# Goal of the exercise
Set each record down exactly, excluding all images.

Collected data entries
____________

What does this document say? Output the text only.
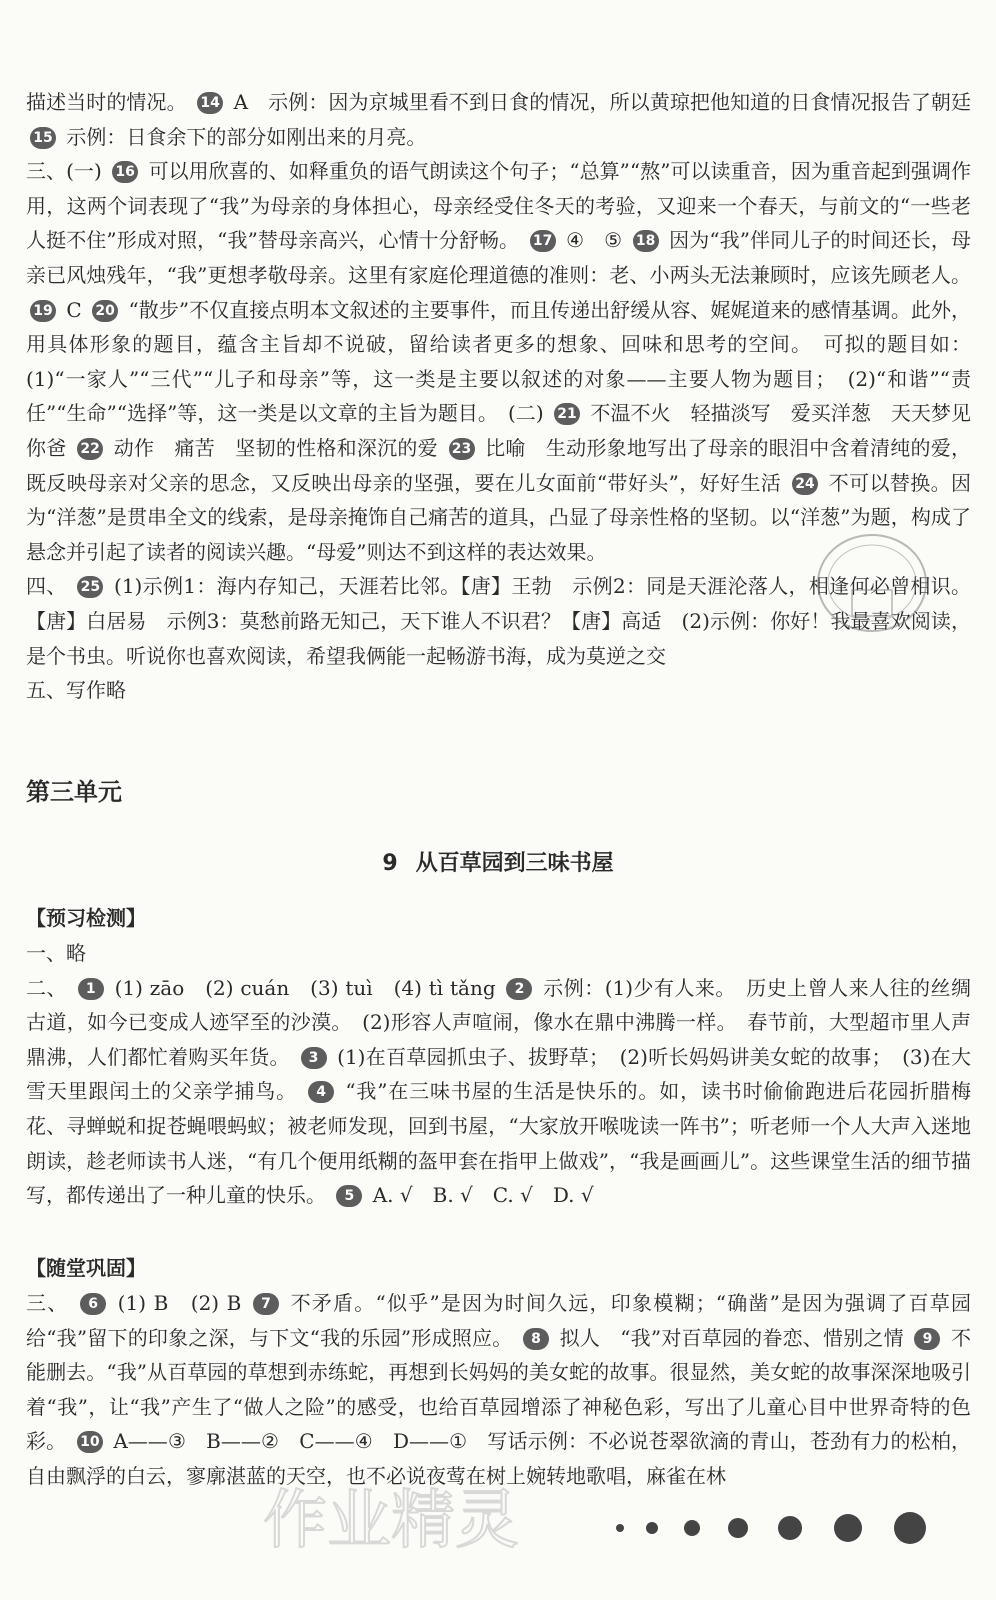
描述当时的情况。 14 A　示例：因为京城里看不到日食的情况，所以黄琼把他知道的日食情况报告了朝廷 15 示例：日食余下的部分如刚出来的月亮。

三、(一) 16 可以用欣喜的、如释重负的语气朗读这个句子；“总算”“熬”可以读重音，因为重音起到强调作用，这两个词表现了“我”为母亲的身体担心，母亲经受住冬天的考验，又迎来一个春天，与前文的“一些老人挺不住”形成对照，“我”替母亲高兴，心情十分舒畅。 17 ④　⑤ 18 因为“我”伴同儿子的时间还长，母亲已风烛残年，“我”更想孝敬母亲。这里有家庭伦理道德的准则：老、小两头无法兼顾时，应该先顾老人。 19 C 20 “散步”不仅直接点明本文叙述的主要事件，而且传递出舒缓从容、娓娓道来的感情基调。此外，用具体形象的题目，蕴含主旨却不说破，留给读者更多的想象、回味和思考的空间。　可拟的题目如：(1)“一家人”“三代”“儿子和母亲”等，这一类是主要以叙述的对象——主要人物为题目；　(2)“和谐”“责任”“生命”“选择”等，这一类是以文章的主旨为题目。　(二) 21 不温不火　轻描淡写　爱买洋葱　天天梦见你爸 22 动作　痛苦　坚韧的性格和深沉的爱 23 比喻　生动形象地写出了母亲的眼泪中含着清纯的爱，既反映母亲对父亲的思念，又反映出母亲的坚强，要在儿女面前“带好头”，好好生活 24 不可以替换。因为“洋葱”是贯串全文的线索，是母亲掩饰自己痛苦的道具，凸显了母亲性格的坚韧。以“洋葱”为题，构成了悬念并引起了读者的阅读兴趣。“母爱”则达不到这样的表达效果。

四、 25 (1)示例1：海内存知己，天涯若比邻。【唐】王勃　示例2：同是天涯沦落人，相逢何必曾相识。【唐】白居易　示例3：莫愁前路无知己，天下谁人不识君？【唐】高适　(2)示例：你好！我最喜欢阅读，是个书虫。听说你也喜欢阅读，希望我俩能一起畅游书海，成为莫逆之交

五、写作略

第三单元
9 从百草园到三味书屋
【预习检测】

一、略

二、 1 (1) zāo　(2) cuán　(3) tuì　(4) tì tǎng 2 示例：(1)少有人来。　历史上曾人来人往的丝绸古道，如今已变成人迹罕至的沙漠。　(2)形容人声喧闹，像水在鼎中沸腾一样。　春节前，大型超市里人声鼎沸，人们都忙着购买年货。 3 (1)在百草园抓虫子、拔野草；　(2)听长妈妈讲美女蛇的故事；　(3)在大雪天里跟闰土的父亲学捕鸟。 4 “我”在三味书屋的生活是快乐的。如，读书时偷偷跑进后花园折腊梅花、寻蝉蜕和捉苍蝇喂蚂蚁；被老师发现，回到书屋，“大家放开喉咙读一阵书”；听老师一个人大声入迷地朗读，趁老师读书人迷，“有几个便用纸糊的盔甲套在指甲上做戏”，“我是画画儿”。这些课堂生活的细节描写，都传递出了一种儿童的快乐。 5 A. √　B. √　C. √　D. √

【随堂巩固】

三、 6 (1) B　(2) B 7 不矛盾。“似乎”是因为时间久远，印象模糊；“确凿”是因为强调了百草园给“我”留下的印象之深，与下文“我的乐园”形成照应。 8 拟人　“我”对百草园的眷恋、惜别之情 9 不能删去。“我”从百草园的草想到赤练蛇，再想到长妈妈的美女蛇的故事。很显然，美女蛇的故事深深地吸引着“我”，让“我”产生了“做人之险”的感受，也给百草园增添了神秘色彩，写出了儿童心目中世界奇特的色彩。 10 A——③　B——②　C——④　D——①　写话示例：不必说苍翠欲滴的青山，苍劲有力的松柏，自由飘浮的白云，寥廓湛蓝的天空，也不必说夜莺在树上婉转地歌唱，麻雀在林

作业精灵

____________

# Reply
What does this document say? Output the text only.
描述当时的情况。 14 A　示例：因为京城里看不到日食的情况，所以黄琼把他知道的日食情况报告了朝廷 15 示例：日食余下的部分如刚出来的月亮。

三、(一) 16 可以用欣喜的、如释重负的语气朗读这个句子；“总算”“熬”可以读重音，因为重音起到强调作用，这两个词表现了“我”为母亲的身体担心，母亲经受住冬天的考验，又迎来一个春天，与前文的“一些老人挺不住”形成对照，“我”替母亲高兴，心情十分舒畅。 17 ④　⑤ 18 因为“我”伴同儿子的时间还长，母亲已风烛残年，“我”更想孝敬母亲。这里有家庭伦理道德的准则：老、小两头无法兼顾时，应该先顾老人。 19 C 20 “散步”不仅直接点明本文叙述的主要事件，而且传递出舒缓从容、娓娓道来的感情基调。此外，用具体形象的题目，蕴含主旨却不说破，留给读者更多的想象、回味和思考的空间。　可拟的题目如：(1)“一家人”“三代”“儿子和母亲”等，这一类是主要以叙述的对象——主要人物为题目；　(2)“和谐”“责任”“生命”“选择”等，这一类是以文章的主旨为题目。　(二) 21 不温不火　轻描淡写　爱买洋葱　天天梦见你爸 22 动作　痛苦　坚韧的性格和深沉的爱 23 比喻　生动形象地写出了母亲的眼泪中含着清纯的爱，既反映母亲对父亲的思念，又反映出母亲的坚强，要在儿女面前“带好头”，好好生活 24 不可以替换。因为“洋葱”是贯串全文的线索，是母亲掩饰自己痛苦的道具，凸显了母亲性格的坚韧。以“洋葱”为题，构成了悬念并引起了读者的阅读兴趣。“母爱”则达不到这样的表达效果。

四、 25 (1)示例1：海内存知己，天涯若比邻。【唐】王勃　示例2：同是天涯沦落人，相逢何必曾相识。【唐】白居易　示例3：莫愁前路无知己，天下谁人不识君？【唐】高适　(2)示例：你好！我最喜欢阅读，是个书虫。听说你也喜欢阅读，希望我俩能一起畅游书海，成为莫逆之交

五、写作略

第三单元
9 从百草园到三味书屋
【预习检测】

一、略

二、 1 (1) zāo　(2) cuán　(3) tuì　(4) tì tǎng 2 示例：(1)少有人来。　历史上曾人来人往的丝绸古道，如今已变成人迹罕至的沙漠。　(2)形容人声喧闹，像水在鼎中沸腾一样。　春节前，大型超市里人声鼎沸，人们都忙着购买年货。 3 (1)在百草园抓虫子、拔野草；　(2)听长妈妈讲美女蛇的故事；　(3)在大雪天里跟闰土的父亲学捕鸟。 4 “我”在三味书屋的生活是快乐的。如，读书时偷偷跑进后花园折腊梅花、寻蝉蜕和捉苍蝇喂蚂蚁；被老师发现，回到书屋，“大家放开喉咙读一阵书”；听老师一个人大声入迷地朗读，趁老师读书人迷，“有几个便用纸糊的盔甲套在指甲上做戏”，“我是画画儿”。这些课堂生活的细节描写，都传递出了一种儿童的快乐。 5 A. √　B. √　C. √　D. √

【随堂巩固】

三、 6 (1) B　(2) B 7 不矛盾。“似乎”是因为时间久远，印象模糊；“确凿”是因为强调了百草园给“我”留下的印象之深，与下文“我的乐园”形成照应。 8 拟人　“我”对百草园的眷恋、惜别之情 9 不能删去。“我”从百草园的草想到赤练蛇，再想到长妈妈的美女蛇的故事。很显然，美女蛇的故事深深地吸引着“我”，让“我”产生了“做人之险”的感受，也给百草园增添了神秘色彩，写出了儿童心目中世界奇特的色彩。 10 A——③　B——②　C——④　D——①　写话示例：不必说苍翠欲滴的青山，苍劲有力的松柏，自由飘浮的白云，寥廓湛蓝的天空，也不必说夜莺在树上婉转地歌唱，麻雀在林

作业精灵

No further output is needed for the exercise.